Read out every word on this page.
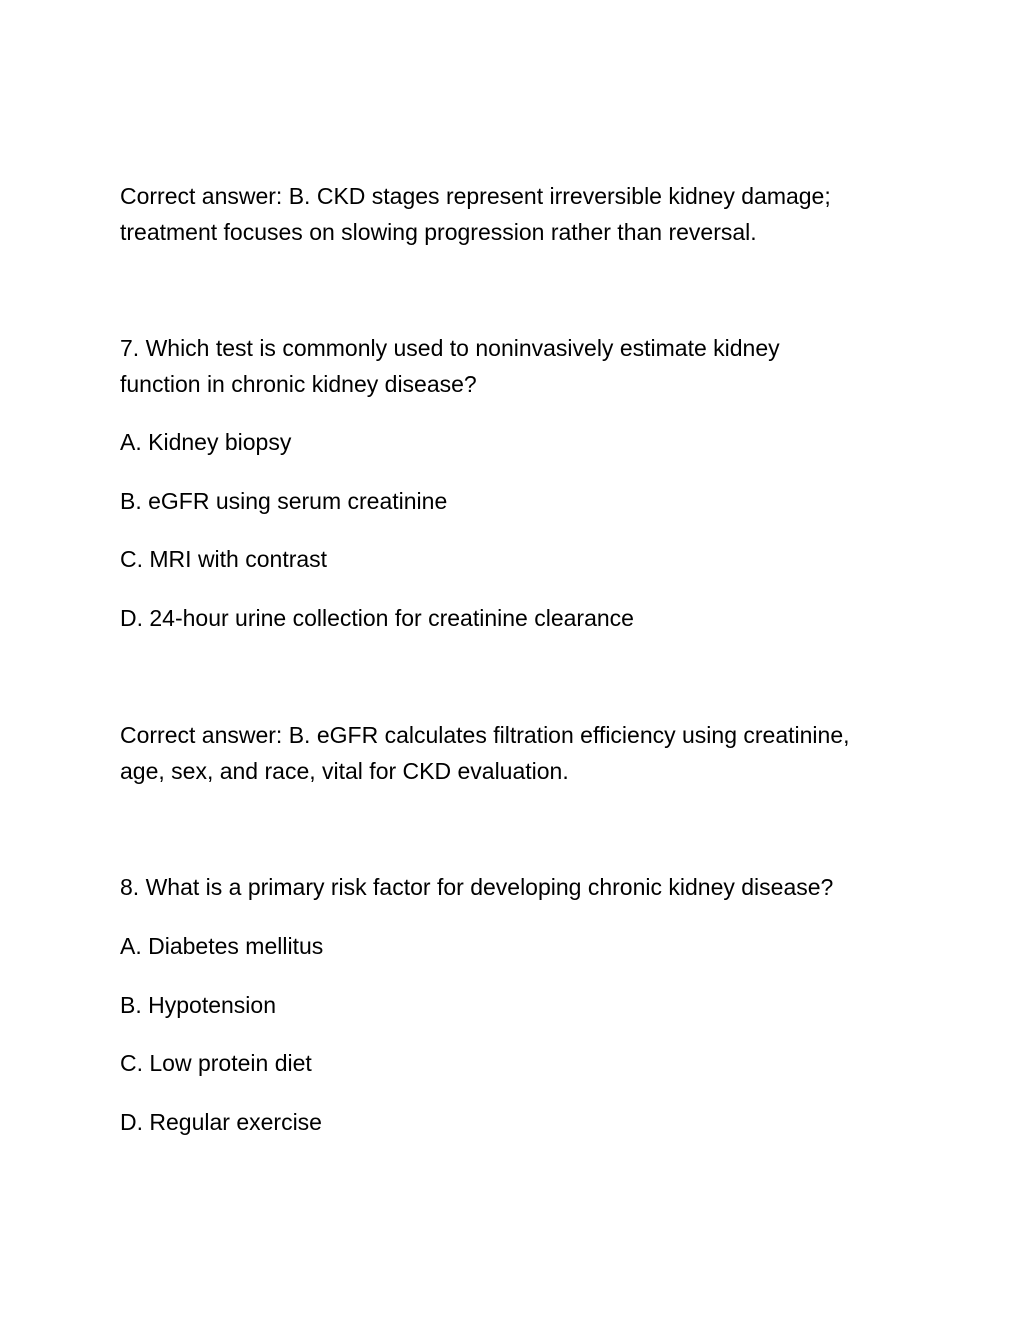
Correct answer: B. CKD stages represent irreversible kidney damage;
treatment focuses on slowing progression rather than reversal.

7. Which test is commonly used to noninvasively estimate kidney
function in chronic kidney disease?

A. Kidney biopsy

B. eGFR using serum creatinine

C. MRI with contrast

D. 24-hour urine collection for creatinine clearance

Correct answer: B. eGFR calculates filtration efficiency using creatinine,
age, sex, and race, vital for CKD evaluation.

8. What is a primary risk factor for developing chronic kidney disease?

A. Diabetes mellitus

B. Hypotension

C. Low protein diet

D. Regular exercise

- **WORK REQUIRED**: An exact copy of the records above is needed, free of pictures.

- **SOLUTION TO THIS TASK**:
Read out every word on this page.
Correct answer: B. CKD stages represent irreversible kidney damage;
treatment focuses on slowing progression rather than reversal.

7. Which test is commonly used to noninvasively estimate kidney
function in chronic kidney disease?

A. Kidney biopsy

B. eGFR using serum creatinine

C. MRI with contrast

D. 24-hour urine collection for creatinine clearance

Correct answer: B. eGFR calculates filtration efficiency using creatinine,
age, sex, and race, vital for CKD evaluation.

8. What is a primary risk factor for developing chronic kidney disease?

A. Diabetes mellitus

B. Hypotension

C. Low protein diet

D. Regular exercise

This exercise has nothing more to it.